_Document segment_
——

Gifts propel comics collection at VCU Libraries

Comic books. The phrase conjures images of muscle-bound superheroes, friendly cartoon ghosts and word balloons: kids’ stuff, right? Not at Virginia Commonwealth University. Here, comics are serious business.

The university’s extensive Comic Arts Collection is housed in Special Collections and Archives at James Branch Cabell Library on the Monroe Park Campus. The VCU collection is one of the five largest in the country, said Cindy Jackson, archival assistant for Comic Arts and Digital collections at VCU. The collection, which VCU Libraries began amassing in the early 1970s, now comprises more than 100,000 items, including more than 30,000 single-issue comic books, Jackson said.

About 95 percent of the collection is composed of donated material, with supplemental reference materials and journals purchased by VCU’s Special Collections and Archives.

“Comic arts” is an umbrella term that covers a range of materials, such as editorial cartoons, newspaper strips, graphic novels and memorabilia. VCU’s Comic Arts Collection consists mostly of comics, especially in the superhero genre, from the 1960s and later, and contains some rare pieces, including the first books featuring now-familiar heroes such as Captain Marvel and Wolverine.

The oldest item in the collection is a Little Orphan Annie decoder pin from 1935, which some might remember from its appearance in the 1983 movie “A Christmas Story.”

The collection is also home to a variety of fanzines, reference books and other more scholarly materials including newsletters, journals and related periodicals detailing the history and art of comics.

Since 2005, the collection has also served as the repository for the Will Eisner Comic Industry Awards Archives. The Eisner Awards, considered the “Oscars of comics,” honor the best and brightest in contemporary comic arts. The archives include more than 1,200 nominated and award-winning items.

——

_Records provided_
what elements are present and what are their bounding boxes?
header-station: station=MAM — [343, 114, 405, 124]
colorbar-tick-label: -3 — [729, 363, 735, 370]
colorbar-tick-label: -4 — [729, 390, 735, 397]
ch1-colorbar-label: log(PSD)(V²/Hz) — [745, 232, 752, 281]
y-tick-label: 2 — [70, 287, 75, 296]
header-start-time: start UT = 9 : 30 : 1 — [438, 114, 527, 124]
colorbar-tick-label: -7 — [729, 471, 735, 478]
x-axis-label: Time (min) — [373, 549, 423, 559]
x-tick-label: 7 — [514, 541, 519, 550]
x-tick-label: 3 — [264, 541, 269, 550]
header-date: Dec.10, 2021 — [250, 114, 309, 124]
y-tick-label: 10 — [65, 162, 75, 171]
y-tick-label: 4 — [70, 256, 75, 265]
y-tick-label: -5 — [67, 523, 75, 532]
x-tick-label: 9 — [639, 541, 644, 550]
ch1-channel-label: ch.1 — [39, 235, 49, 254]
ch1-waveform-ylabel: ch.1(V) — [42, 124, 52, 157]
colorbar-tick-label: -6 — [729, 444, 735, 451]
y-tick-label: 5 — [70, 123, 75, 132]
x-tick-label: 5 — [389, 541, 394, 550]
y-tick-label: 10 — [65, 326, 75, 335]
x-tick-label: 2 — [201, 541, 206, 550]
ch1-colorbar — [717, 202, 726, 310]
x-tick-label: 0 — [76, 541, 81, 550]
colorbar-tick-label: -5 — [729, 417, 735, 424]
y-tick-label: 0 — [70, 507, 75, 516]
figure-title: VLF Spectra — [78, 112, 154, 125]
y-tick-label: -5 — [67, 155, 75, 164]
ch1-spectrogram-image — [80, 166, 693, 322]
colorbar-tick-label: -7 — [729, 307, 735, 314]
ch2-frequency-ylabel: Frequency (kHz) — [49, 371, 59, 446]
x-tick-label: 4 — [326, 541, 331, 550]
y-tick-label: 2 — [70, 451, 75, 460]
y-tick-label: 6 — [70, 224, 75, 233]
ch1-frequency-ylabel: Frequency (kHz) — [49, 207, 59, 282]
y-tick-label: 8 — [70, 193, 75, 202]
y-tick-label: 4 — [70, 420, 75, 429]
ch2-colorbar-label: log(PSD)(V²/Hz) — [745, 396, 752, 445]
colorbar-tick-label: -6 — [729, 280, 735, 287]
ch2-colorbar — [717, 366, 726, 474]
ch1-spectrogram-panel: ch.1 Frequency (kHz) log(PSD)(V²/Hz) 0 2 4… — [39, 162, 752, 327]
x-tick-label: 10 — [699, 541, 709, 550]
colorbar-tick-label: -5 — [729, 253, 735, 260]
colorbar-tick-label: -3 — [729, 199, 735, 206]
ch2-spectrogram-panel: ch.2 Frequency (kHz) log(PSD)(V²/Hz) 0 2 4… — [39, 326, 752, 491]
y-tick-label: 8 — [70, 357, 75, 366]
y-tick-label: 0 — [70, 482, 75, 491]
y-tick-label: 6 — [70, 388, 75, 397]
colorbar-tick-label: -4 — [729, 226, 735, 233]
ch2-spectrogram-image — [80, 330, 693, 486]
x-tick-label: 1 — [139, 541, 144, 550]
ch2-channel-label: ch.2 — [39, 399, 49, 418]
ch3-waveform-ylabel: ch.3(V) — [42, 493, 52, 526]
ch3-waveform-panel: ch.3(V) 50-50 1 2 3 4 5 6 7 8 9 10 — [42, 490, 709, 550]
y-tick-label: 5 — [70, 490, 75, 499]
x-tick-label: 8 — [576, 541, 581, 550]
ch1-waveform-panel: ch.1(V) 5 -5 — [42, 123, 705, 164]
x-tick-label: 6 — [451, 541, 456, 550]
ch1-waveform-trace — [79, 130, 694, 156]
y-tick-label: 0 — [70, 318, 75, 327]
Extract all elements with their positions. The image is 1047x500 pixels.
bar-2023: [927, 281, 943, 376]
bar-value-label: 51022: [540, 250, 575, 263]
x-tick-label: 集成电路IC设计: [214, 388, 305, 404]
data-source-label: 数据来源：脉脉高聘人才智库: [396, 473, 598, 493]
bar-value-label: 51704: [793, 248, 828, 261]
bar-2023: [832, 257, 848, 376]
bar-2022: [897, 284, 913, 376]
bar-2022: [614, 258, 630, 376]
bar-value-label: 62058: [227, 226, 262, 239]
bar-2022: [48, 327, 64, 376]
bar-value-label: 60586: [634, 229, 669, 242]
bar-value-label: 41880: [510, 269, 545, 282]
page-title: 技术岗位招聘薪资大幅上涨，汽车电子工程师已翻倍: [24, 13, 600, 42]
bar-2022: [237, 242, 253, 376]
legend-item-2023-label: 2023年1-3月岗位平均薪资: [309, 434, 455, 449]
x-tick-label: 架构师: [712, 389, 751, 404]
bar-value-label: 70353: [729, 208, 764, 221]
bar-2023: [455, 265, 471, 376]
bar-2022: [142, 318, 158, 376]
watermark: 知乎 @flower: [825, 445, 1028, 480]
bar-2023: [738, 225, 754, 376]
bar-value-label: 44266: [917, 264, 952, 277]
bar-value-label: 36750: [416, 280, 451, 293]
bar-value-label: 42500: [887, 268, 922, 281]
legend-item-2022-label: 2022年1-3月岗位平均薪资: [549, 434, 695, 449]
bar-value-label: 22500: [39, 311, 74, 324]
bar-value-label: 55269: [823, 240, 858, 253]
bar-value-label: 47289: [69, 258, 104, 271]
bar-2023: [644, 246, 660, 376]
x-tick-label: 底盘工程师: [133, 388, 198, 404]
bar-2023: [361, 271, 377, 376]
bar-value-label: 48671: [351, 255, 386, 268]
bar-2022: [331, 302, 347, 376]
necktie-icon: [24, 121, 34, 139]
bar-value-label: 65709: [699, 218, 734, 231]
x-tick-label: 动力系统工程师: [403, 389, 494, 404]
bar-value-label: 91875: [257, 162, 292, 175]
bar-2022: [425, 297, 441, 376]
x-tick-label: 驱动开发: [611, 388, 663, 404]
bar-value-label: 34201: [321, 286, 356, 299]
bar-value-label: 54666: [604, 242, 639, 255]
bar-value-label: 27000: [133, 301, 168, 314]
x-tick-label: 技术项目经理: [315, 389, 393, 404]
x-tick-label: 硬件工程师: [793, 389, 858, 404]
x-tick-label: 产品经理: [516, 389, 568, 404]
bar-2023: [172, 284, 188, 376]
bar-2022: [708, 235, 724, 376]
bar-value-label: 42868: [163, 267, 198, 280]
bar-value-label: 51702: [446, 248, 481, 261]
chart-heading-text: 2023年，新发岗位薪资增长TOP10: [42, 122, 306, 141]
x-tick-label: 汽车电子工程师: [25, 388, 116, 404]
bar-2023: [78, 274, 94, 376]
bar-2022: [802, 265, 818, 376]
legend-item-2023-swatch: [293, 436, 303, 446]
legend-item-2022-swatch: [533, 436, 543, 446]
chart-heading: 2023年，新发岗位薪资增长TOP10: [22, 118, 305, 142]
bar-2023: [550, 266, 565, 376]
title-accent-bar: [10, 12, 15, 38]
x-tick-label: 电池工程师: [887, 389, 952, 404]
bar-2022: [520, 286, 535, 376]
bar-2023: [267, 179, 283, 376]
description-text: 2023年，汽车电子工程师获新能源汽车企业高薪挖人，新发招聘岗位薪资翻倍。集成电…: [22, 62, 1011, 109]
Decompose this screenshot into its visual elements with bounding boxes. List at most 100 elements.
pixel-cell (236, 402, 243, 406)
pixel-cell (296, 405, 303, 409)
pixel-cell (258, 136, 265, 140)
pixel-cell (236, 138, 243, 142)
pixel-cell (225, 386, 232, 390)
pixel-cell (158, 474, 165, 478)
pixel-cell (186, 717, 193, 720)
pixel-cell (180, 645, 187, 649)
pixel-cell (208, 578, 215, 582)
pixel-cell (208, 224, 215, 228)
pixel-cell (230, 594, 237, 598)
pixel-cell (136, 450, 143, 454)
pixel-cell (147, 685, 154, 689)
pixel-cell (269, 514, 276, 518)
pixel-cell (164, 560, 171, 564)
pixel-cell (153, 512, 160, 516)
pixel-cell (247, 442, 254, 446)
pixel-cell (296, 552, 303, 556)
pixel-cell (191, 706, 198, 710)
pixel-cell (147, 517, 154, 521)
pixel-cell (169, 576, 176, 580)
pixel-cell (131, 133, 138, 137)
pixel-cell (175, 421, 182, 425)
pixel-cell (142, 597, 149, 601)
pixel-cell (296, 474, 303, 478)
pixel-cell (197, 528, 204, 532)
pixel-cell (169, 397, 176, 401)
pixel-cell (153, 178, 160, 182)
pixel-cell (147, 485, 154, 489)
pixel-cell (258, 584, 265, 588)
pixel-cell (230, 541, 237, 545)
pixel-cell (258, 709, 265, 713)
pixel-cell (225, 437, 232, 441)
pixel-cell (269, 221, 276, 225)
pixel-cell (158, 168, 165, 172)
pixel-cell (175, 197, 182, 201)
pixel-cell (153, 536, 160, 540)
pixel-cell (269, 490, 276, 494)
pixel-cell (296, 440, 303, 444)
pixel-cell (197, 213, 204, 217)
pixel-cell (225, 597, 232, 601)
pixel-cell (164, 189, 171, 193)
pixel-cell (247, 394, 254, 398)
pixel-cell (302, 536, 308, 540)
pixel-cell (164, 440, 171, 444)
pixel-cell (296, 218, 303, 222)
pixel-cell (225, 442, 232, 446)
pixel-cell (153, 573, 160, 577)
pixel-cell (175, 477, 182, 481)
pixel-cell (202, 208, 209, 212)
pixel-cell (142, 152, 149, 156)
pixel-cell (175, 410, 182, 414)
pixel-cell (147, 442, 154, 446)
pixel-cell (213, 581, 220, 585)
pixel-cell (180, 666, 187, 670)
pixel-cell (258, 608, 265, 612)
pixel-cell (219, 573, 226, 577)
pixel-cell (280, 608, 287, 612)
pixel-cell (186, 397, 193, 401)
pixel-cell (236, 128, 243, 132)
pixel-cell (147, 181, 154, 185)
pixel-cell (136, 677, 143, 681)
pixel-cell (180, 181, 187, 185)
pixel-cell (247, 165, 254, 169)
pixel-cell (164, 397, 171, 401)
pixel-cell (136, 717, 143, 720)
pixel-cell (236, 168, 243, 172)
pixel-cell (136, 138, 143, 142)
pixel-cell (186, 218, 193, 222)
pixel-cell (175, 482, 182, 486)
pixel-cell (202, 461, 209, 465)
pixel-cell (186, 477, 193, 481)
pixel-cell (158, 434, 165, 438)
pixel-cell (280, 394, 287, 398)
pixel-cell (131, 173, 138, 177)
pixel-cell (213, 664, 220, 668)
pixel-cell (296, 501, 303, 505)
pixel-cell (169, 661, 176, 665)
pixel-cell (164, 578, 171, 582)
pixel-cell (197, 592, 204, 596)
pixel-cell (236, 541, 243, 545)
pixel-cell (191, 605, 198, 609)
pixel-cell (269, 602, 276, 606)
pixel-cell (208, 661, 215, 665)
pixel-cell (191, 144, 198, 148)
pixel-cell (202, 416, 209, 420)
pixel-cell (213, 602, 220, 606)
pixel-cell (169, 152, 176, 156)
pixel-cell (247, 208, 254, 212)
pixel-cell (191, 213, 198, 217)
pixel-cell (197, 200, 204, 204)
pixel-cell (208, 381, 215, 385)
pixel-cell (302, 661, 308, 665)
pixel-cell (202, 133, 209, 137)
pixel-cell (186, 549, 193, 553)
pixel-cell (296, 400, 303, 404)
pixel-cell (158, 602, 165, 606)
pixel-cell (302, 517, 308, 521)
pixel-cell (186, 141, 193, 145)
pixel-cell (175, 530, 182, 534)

——

_Task list_
#1 From the article on VCU's comic arts collection, reproduce word for word everything from "About 95 percent" down to "Marvel and Wolverine.".
#2 Translate this sentence from the article on VCU's comic arts collection into Spanish: "The oldest item in the collection is a Little Orphan Annie decoder pin from 1935, which some might remember from its appearance in the 1983 movie “A Christmas Story.”"
The lines after the text aren't needed for any of this.

_Solutions by task_
#1
About 95 percent of the collection is composed of donated material, with supplemental reference materials and journals purchased by VCU’s Special Collections and Archives.

“Comic arts” is an umbrella term that covers a range of materials, such as editorial cartoons, newspaper strips, graphic novels and memorabilia. VCU’s Comic Arts Collection consists mostly of comics, especially in the superhero genre, from the 1960s and later, and contains some rare pieces, including the first books featuring now-familiar heroes such as Captain Marvel and Wolverine.

#2 El artículo más antiguo de la colección es un broche decodificador de Little Orphan Annie de 1935, que algunos quizá recuerden por su aparición en la película de 1983 «A Christmas Story».